Leave out the pictures and repeat every record exactly.

**Supplied information:**
---------------

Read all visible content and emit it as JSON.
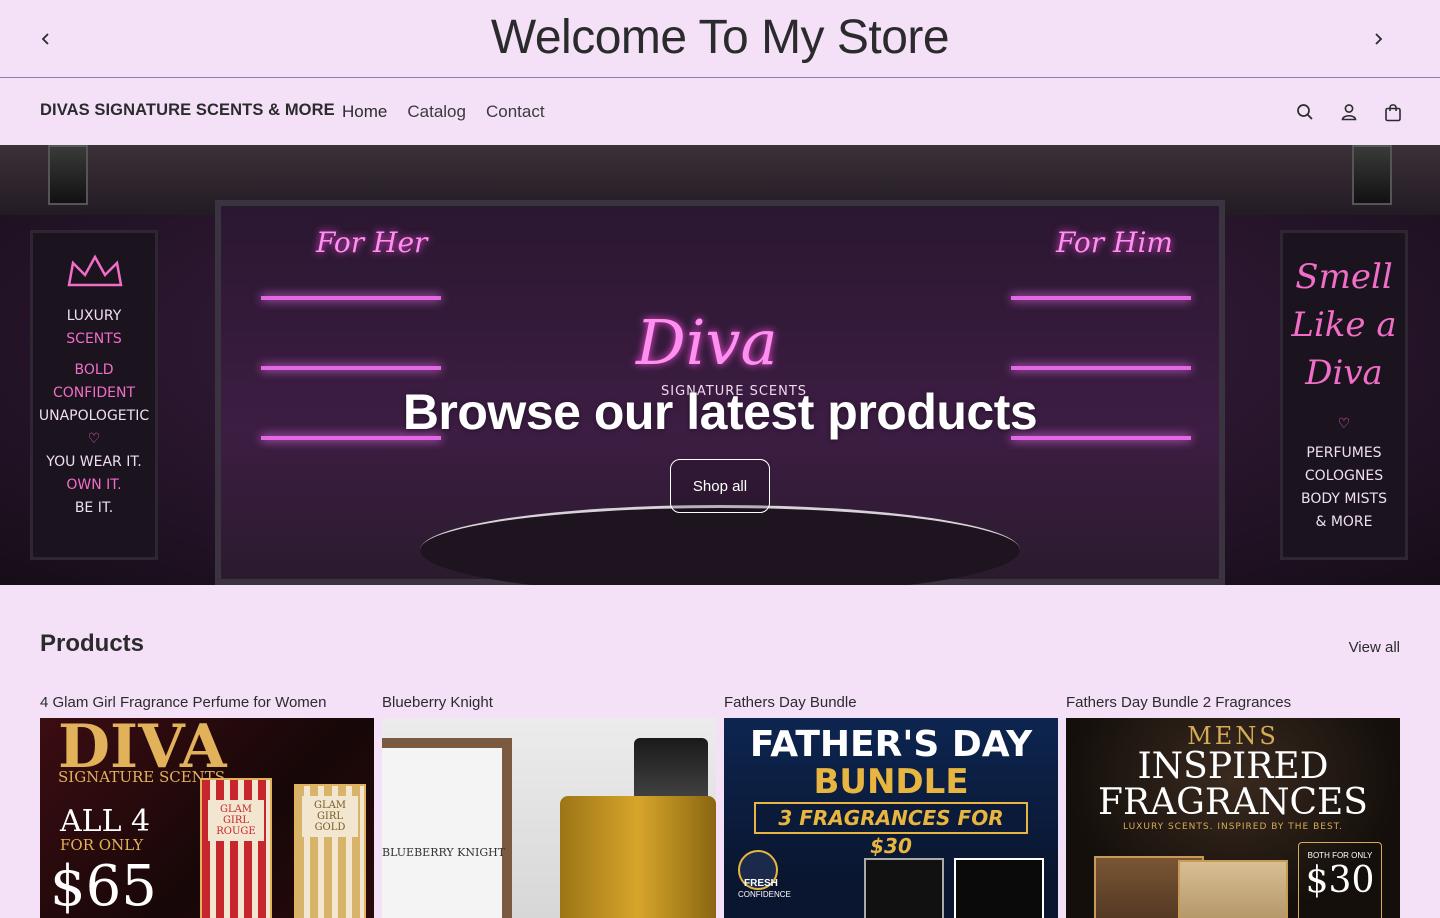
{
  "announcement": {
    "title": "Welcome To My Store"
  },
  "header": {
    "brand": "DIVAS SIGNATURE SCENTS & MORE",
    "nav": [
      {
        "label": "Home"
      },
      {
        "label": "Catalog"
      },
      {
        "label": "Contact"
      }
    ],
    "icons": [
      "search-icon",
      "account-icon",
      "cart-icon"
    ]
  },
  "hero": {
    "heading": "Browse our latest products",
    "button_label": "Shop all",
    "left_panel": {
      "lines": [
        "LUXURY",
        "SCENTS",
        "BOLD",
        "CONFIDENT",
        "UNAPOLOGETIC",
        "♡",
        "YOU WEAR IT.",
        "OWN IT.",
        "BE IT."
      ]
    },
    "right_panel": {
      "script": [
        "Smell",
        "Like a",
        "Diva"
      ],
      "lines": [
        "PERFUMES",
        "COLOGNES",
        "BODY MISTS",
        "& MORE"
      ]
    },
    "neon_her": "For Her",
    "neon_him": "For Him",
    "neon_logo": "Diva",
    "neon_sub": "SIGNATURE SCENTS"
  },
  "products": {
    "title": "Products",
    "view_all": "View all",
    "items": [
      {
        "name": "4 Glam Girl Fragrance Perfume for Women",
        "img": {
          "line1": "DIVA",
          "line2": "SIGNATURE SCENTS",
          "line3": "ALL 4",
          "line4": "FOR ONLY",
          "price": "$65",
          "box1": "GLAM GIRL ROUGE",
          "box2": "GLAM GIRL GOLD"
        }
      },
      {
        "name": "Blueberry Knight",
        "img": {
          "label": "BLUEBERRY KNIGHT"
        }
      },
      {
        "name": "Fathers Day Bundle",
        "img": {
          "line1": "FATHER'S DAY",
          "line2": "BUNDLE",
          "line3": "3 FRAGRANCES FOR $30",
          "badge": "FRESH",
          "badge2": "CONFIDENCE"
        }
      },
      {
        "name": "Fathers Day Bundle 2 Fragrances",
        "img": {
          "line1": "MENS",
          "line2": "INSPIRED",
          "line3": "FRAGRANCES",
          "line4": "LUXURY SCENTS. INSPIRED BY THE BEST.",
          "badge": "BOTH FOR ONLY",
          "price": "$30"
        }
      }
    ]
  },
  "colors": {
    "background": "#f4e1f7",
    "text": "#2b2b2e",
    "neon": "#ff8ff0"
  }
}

---------------

**Exercise response:**
Read all visible content and emit it as JSON.
{
  "announcement": {
    "title": "Welcome To My Store"
  },
  "header": {
    "brand": "DIVAS SIGNATURE SCENTS & MORE",
    "nav": [
      {
        "label": "Home"
      },
      {
        "label": "Catalog"
      },
      {
        "label": "Contact"
      }
    ],
    "icons": [
      "search-icon",
      "account-icon",
      "cart-icon"
    ]
  },
  "hero": {
    "heading": "Browse our latest products",
    "button_label": "Shop all",
    "left_panel": {
      "lines": [
        "LUXURY",
        "SCENTS",
        "BOLD",
        "CONFIDENT",
        "UNAPOLOGETIC",
        "♡",
        "YOU WEAR IT.",
        "OWN IT.",
        "BE IT."
      ]
    },
    "right_panel": {
      "script": [
        "Smell",
        "Like a",
        "Diva"
      ],
      "lines": [
        "PERFUMES",
        "COLOGNES",
        "BODY MISTS",
        "& MORE"
      ]
    },
    "neon_her": "For Her",
    "neon_him": "For Him",
    "neon_logo": "Diva",
    "neon_sub": "SIGNATURE SCENTS"
  },
  "products": {
    "title": "Products",
    "view_all": "View all",
    "items": [
      {
        "name": "4 Glam Girl Fragrance Perfume for Women",
        "img": {
          "line1": "DIVA",
          "line2": "SIGNATURE SCENTS",
          "line3": "ALL 4",
          "line4": "FOR ONLY",
          "price": "$65",
          "box1": "GLAM GIRL ROUGE",
          "box2": "GLAM GIRL GOLD"
        }
      },
      {
        "name": "Blueberry Knight",
        "img": {
          "label": "BLUEBERRY KNIGHT"
        }
      },
      {
        "name": "Fathers Day Bundle",
        "img": {
          "line1": "FATHER'S DAY",
          "line2": "BUNDLE",
          "line3": "3 FRAGRANCES FOR $30",
          "badge": "FRESH",
          "badge2": "CONFIDENCE"
        }
      },
      {
        "name": "Fathers Day Bundle 2 Fragrances",
        "img": {
          "line1": "MENS",
          "line2": "INSPIRED",
          "line3": "FRAGRANCES",
          "line4": "LUXURY SCENTS. INSPIRED BY THE BEST.",
          "badge": "BOTH FOR ONLY",
          "price": "$30"
        }
      }
    ]
  },
  "colors": {
    "background": "#f4e1f7",
    "text": "#2b2b2e",
    "neon": "#ff8ff0"
  }
}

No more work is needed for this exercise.